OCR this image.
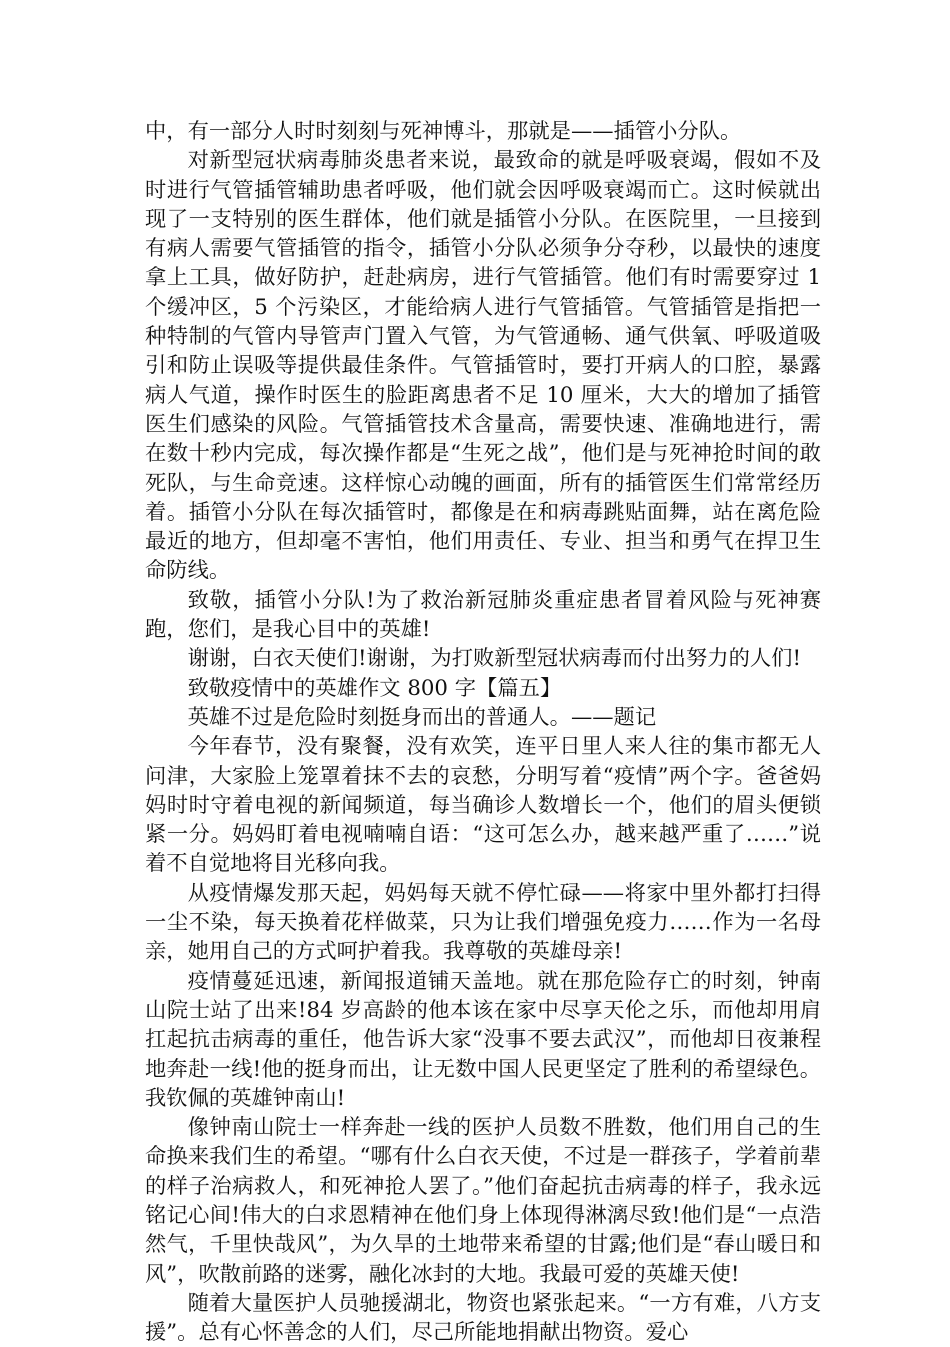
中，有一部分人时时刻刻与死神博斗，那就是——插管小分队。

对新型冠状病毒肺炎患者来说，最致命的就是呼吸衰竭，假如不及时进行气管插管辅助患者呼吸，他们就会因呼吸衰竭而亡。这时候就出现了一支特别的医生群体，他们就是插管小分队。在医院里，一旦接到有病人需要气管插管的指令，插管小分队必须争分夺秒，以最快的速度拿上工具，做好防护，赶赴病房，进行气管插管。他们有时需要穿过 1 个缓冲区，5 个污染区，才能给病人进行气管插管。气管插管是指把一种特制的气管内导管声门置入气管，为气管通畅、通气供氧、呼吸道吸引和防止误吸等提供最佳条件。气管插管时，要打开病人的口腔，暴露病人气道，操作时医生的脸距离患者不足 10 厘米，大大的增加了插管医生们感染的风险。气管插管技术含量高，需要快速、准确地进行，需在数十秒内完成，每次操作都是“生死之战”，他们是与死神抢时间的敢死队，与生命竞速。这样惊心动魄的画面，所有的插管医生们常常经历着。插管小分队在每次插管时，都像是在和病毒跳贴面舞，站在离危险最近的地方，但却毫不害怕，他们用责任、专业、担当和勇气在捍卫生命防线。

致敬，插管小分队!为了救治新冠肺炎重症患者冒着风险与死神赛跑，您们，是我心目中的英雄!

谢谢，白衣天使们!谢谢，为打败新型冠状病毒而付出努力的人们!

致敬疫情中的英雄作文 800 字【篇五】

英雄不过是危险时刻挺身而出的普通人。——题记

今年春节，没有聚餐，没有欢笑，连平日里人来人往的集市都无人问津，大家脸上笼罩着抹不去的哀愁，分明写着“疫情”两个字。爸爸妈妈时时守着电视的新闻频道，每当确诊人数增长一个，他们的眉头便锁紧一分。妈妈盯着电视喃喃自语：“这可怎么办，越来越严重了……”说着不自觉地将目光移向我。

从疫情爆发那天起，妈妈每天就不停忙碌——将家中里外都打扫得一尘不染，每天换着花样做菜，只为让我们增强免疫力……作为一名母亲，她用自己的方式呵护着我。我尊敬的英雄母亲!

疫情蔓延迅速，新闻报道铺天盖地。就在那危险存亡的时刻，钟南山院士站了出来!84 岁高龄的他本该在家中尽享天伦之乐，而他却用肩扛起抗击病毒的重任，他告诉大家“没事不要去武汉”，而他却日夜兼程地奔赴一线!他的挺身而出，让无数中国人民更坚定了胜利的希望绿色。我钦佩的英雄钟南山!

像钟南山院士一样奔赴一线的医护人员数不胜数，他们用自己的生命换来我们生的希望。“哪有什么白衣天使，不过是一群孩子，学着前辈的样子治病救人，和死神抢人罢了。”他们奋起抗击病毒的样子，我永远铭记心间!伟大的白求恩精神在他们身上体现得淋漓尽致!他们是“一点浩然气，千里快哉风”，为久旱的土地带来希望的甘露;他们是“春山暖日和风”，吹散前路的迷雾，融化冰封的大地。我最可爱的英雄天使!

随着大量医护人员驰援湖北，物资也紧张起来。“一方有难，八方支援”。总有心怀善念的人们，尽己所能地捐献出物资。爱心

┄┄┄┄┄┄┄┄┄┄

§ Directions:
Your task is to copy the entries in full and exactly, without any images.

§ Answer to this problem:
OCR this image.
中，有一部分人时时刻刻与死神博斗，那就是——插管小分队。

对新型冠状病毒肺炎患者来说，最致命的就是呼吸衰竭，假如不及时进行气管插管辅助患者呼吸，他们就会因呼吸衰竭而亡。这时候就出现了一支特别的医生群体，他们就是插管小分队。在医院里，一旦接到有病人需要气管插管的指令，插管小分队必须争分夺秒，以最快的速度拿上工具，做好防护，赶赴病房，进行气管插管。他们有时需要穿过 1 个缓冲区，5 个污染区，才能给病人进行气管插管。气管插管是指把一种特制的气管内导管声门置入气管，为气管通畅、通气供氧、呼吸道吸引和防止误吸等提供最佳条件。气管插管时，要打开病人的口腔，暴露病人气道，操作时医生的脸距离患者不足 10 厘米，大大的增加了插管医生们感染的风险。气管插管技术含量高，需要快速、准确地进行，需在数十秒内完成，每次操作都是“生死之战”，他们是与死神抢时间的敢死队，与生命竞速。这样惊心动魄的画面，所有的插管医生们常常经历着。插管小分队在每次插管时，都像是在和病毒跳贴面舞，站在离危险最近的地方，但却毫不害怕，他们用责任、专业、担当和勇气在捍卫生命防线。

致敬，插管小分队!为了救治新冠肺炎重症患者冒着风险与死神赛跑，您们，是我心目中的英雄!

谢谢，白衣天使们!谢谢，为打败新型冠状病毒而付出努力的人们!

致敬疫情中的英雄作文 800 字【篇五】

英雄不过是危险时刻挺身而出的普通人。——题记

今年春节，没有聚餐，没有欢笑，连平日里人来人往的集市都无人问津，大家脸上笼罩着抹不去的哀愁，分明写着“疫情”两个字。爸爸妈妈时时守着电视的新闻频道，每当确诊人数增长一个，他们的眉头便锁紧一分。妈妈盯着电视喃喃自语：“这可怎么办，越来越严重了……”说着不自觉地将目光移向我。

从疫情爆发那天起，妈妈每天就不停忙碌——将家中里外都打扫得一尘不染，每天换着花样做菜，只为让我们增强免疫力……作为一名母亲，她用自己的方式呵护着我。我尊敬的英雄母亲!

疫情蔓延迅速，新闻报道铺天盖地。就在那危险存亡的时刻，钟南山院士站了出来!84 岁高龄的他本该在家中尽享天伦之乐，而他却用肩扛起抗击病毒的重任，他告诉大家“没事不要去武汉”，而他却日夜兼程地奔赴一线!他的挺身而出，让无数中国人民更坚定了胜利的希望绿色。我钦佩的英雄钟南山!

像钟南山院士一样奔赴一线的医护人员数不胜数，他们用自己的生命换来我们生的希望。“哪有什么白衣天使，不过是一群孩子，学着前辈的样子治病救人，和死神抢人罢了。”他们奋起抗击病毒的样子，我永远铭记心间!伟大的白求恩精神在他们身上体现得淋漓尽致!他们是“一点浩然气，千里快哉风”，为久旱的土地带来希望的甘露;他们是“春山暖日和风”，吹散前路的迷雾，融化冰封的大地。我最可爱的英雄天使!

随着大量医护人员驰援湖北，物资也紧张起来。“一方有难，八方支援”。总有心怀善念的人们，尽己所能地捐献出物资。爱心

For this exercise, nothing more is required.